TASK PROMPT
The records that follow must be repeated verbatim, every one of them.

[Collected data entries]
▬▬▬▬▬▬▬▬▬▬

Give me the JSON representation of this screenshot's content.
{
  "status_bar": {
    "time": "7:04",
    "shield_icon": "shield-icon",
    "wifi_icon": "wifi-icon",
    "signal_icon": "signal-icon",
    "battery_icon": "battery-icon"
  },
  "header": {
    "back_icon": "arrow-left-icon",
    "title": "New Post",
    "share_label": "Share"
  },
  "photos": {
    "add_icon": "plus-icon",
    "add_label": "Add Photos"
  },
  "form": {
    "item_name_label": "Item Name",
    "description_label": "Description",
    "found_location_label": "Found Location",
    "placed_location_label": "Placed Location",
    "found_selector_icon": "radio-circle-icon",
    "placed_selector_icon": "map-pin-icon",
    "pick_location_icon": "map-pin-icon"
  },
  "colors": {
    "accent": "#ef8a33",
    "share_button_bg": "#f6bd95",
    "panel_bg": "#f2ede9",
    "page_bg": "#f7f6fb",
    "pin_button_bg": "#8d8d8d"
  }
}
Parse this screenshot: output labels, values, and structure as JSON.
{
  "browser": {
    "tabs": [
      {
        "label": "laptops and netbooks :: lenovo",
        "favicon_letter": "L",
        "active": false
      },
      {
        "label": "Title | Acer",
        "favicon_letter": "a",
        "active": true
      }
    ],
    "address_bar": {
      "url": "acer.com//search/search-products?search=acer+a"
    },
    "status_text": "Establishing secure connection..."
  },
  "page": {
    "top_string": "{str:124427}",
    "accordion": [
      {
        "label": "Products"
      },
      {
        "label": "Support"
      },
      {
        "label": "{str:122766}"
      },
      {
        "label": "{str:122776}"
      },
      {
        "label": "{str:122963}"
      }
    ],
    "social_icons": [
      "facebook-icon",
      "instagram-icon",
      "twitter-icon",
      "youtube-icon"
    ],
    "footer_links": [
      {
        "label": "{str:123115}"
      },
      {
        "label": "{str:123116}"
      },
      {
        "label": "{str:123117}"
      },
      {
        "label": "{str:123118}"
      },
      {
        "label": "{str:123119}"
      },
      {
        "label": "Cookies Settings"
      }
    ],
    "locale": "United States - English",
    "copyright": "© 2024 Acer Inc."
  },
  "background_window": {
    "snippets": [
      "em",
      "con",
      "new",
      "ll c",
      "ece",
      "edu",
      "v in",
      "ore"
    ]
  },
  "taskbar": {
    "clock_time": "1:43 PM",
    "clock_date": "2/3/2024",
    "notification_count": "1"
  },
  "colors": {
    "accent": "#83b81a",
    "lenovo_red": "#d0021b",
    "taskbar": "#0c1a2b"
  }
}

▬▬▬▬▬▬▬▬▬▬

WRITTEN ANSWER
Give me the JSON representation of this screenshot's content.
{
  "status_bar": {
    "time": "7:04",
    "shield_icon": "shield-icon",
    "wifi_icon": "wifi-icon",
    "signal_icon": "signal-icon",
    "battery_icon": "battery-icon"
  },
  "header": {
    "back_icon": "arrow-left-icon",
    "title": "New Post",
    "share_label": "Share"
  },
  "photos": {
    "add_icon": "plus-icon",
    "add_label": "Add Photos"
  },
  "form": {
    "item_name_label": "Item Name",
    "description_label": "Description",
    "found_location_label": "Found Location",
    "placed_location_label": "Placed Location",
    "found_selector_icon": "radio-circle-icon",
    "placed_selector_icon": "map-pin-icon",
    "pick_location_icon": "map-pin-icon"
  },
  "colors": {
    "accent": "#ef8a33",
    "share_button_bg": "#f6bd95",
    "panel_bg": "#f2ede9",
    "page_bg": "#f7f6fb",
    "pin_button_bg": "#8d8d8d"
  }
}
Parse this screenshot: output labels, values, and structure as JSON.
{
  "browser": {
    "tabs": [
      {
        "label": "laptops and netbooks :: lenovo",
        "favicon_letter": "L",
        "active": false
      },
      {
        "label": "Title | Acer",
        "favicon_letter": "a",
        "active": true
      }
    ],
    "address_bar": {
      "url": "acer.com//search/search-products?search=acer+a"
    },
    "status_text": "Establishing secure connection..."
  },
  "page": {
    "top_string": "{str:124427}",
    "accordion": [
      {
        "label": "Products"
      },
      {
        "label": "Support"
      },
      {
        "label": "{str:122766}"
      },
      {
        "label": "{str:122776}"
      },
      {
        "label": "{str:122963}"
      }
    ],
    "social_icons": [
      "facebook-icon",
      "instagram-icon",
      "twitter-icon",
      "youtube-icon"
    ],
    "footer_links": [
      {
        "label": "{str:123115}"
      },
      {
        "label": "{str:123116}"
      },
      {
        "label": "{str:123117}"
      },
      {
        "label": "{str:123118}"
      },
      {
        "label": "{str:123119}"
      },
      {
        "label": "Cookies Settings"
      }
    ],
    "locale": "United States - English",
    "copyright": "© 2024 Acer Inc."
  },
  "background_window": {
    "snippets": [
      "em",
      "con",
      "new",
      "ll c",
      "ece",
      "edu",
      "v in",
      "ore"
    ]
  },
  "taskbar": {
    "clock_time": "1:43 PM",
    "clock_date": "2/3/2024",
    "notification_count": "1"
  },
  "colors": {
    "accent": "#83b81a",
    "lenovo_red": "#d0021b",
    "taskbar": "#0c1a2b"
  }
}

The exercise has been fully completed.